Copy out each line of the material in which the word "TradingView" appears.

☆ ☆ ☆ ☆

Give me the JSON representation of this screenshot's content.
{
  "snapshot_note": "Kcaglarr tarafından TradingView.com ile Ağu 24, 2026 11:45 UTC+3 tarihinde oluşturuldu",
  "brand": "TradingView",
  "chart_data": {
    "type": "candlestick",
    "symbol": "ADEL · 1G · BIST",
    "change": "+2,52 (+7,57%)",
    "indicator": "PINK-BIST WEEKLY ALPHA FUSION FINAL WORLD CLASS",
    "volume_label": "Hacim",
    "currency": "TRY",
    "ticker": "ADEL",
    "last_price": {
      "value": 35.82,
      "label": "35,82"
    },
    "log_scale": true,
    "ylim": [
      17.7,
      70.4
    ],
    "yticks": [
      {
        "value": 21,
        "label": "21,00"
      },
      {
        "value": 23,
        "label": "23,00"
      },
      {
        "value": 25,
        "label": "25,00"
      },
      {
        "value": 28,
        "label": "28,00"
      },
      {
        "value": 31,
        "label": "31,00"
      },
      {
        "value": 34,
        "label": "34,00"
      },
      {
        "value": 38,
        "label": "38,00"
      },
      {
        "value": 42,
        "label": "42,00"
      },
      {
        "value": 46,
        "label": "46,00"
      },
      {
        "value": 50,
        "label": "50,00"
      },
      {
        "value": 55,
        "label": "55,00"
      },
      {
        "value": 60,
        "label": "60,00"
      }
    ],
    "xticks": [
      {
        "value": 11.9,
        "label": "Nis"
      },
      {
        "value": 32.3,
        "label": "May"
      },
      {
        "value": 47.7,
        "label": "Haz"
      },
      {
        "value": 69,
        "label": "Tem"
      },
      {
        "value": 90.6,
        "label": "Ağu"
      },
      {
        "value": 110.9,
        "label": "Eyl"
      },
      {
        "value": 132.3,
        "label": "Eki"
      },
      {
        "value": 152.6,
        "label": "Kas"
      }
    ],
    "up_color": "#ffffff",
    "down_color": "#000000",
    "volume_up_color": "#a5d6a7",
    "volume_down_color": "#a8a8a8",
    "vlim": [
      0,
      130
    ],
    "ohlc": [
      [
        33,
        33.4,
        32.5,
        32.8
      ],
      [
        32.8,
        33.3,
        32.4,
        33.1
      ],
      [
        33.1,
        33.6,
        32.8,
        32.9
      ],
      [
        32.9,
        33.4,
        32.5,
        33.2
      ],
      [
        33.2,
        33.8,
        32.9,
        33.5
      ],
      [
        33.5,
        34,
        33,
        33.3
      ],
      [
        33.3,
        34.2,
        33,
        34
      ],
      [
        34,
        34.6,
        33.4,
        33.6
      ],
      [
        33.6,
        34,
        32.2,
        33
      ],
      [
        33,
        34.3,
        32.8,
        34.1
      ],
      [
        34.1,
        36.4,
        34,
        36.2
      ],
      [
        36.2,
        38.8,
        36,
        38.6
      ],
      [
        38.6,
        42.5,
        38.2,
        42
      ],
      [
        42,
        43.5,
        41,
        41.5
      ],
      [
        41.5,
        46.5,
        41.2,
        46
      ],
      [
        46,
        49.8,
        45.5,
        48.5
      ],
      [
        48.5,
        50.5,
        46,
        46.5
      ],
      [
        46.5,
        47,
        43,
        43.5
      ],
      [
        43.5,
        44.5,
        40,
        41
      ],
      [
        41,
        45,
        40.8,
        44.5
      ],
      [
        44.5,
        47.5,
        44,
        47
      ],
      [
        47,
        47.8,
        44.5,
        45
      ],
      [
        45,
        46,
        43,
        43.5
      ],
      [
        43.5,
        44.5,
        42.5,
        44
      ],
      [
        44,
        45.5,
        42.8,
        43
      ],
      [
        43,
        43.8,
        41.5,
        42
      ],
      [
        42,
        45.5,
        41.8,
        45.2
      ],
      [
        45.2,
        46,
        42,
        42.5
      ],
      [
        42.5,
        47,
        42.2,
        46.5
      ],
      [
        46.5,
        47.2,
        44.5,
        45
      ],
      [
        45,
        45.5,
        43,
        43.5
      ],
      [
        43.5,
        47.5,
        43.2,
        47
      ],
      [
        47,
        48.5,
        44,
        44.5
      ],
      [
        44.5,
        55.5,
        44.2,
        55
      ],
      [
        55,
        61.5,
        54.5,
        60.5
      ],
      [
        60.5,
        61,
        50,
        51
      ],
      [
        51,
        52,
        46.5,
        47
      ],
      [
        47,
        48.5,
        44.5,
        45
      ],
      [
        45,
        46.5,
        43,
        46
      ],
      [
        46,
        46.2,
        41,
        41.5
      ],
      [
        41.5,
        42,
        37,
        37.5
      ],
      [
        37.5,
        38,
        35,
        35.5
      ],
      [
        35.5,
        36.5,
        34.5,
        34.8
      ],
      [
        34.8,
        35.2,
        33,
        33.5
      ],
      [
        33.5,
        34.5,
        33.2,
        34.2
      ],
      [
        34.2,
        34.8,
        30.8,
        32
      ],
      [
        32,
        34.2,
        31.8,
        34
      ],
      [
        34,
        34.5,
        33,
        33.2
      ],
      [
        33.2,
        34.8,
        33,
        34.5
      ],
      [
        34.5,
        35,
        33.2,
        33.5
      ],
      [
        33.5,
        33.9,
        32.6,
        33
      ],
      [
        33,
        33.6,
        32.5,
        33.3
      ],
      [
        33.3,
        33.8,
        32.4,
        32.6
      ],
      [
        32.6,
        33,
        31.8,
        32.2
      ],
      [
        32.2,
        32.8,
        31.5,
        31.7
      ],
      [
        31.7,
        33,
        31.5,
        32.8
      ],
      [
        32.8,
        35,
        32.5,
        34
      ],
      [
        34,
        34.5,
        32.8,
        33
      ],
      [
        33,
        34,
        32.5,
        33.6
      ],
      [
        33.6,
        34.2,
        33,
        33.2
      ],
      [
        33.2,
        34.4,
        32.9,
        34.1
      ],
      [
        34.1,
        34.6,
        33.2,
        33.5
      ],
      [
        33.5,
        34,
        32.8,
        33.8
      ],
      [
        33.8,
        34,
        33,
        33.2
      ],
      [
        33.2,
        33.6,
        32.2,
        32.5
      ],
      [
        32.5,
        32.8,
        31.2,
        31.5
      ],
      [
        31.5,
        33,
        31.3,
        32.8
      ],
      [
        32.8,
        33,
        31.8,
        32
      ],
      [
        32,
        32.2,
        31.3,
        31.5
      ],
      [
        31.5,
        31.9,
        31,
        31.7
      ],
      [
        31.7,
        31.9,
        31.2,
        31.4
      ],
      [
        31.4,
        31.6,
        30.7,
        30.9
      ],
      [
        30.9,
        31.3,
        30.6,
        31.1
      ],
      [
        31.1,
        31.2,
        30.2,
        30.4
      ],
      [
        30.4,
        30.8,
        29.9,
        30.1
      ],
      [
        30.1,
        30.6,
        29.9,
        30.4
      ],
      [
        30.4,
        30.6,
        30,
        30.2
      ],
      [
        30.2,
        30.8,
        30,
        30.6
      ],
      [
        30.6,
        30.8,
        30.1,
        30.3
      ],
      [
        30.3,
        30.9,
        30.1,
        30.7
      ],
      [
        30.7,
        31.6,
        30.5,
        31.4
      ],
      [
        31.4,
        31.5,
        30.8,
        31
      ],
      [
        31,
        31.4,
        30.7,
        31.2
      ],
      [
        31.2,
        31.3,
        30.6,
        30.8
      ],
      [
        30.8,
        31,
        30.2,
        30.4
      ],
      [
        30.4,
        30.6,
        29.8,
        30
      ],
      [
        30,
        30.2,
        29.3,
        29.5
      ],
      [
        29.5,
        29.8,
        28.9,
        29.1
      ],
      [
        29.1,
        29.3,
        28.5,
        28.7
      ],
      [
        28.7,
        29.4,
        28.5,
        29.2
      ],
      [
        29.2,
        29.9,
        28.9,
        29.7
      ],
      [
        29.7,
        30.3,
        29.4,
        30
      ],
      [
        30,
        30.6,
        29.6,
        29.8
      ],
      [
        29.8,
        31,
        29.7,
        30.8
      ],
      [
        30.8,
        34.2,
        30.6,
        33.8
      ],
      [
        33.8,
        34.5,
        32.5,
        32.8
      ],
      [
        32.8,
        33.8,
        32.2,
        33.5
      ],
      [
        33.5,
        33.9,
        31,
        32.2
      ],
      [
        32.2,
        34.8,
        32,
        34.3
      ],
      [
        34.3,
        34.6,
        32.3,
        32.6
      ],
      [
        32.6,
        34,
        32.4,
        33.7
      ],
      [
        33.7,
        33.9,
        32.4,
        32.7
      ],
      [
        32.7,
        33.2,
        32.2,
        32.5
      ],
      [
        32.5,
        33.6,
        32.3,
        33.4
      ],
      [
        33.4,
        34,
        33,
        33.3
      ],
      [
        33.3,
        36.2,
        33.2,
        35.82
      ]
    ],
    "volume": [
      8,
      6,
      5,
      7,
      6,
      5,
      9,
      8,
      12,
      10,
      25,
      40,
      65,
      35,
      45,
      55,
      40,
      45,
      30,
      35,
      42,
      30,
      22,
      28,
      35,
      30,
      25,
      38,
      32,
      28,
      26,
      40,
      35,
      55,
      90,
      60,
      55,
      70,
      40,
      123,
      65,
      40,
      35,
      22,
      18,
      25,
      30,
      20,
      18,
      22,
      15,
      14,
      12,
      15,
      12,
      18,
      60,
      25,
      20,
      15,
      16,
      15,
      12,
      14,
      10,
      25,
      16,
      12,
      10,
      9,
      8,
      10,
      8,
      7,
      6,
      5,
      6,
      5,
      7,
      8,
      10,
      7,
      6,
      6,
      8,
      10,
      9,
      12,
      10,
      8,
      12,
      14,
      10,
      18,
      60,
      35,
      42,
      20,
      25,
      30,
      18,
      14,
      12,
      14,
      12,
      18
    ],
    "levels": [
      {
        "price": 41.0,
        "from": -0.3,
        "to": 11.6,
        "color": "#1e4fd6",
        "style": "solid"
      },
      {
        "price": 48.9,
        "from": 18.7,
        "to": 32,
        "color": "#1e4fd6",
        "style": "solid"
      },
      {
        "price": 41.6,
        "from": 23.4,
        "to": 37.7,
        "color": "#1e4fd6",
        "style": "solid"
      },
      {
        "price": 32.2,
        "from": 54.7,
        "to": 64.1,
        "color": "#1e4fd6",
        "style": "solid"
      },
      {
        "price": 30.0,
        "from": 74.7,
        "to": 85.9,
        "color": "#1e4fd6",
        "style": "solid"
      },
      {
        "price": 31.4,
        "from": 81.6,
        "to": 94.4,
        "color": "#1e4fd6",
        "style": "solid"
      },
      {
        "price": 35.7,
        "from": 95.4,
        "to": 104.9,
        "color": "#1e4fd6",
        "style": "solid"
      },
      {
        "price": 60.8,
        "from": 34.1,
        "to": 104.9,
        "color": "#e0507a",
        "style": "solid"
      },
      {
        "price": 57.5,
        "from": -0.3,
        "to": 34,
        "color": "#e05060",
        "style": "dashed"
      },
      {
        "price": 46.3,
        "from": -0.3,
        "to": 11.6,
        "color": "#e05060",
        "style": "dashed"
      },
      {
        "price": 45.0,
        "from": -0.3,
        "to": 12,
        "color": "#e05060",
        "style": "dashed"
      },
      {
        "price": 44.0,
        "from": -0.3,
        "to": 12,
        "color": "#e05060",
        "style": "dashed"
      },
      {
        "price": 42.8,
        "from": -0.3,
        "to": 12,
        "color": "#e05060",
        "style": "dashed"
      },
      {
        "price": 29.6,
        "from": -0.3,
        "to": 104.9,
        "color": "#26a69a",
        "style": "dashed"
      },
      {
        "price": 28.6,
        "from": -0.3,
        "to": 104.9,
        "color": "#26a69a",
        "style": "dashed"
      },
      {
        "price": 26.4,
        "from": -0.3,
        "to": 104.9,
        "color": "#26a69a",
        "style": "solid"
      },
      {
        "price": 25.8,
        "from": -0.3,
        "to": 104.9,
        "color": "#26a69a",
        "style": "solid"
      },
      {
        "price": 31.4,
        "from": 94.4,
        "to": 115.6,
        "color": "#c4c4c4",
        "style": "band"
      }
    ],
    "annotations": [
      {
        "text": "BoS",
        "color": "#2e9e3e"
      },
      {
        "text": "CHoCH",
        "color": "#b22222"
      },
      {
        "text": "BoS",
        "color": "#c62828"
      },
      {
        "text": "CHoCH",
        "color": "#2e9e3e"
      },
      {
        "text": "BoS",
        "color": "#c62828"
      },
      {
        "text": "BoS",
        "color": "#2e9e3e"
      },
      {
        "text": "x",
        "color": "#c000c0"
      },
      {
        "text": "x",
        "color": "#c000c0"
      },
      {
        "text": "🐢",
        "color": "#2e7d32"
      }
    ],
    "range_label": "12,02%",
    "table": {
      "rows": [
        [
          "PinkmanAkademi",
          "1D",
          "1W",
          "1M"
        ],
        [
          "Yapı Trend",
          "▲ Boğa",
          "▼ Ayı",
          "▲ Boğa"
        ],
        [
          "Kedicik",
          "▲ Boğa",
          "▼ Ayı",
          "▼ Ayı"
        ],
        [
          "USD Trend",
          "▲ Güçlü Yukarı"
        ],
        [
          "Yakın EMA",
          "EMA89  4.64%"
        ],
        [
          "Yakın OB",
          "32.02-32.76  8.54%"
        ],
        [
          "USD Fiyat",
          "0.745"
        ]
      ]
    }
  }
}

☆ ☆ ☆ ☆

* RESULT BELOW
  "snapshot_note": "Kcaglarr tarafından TradingView.com ile Ağu 24, 2026 11:45 UTC+3 tarihinde oluşturuldu",
  "brand": "TradingView",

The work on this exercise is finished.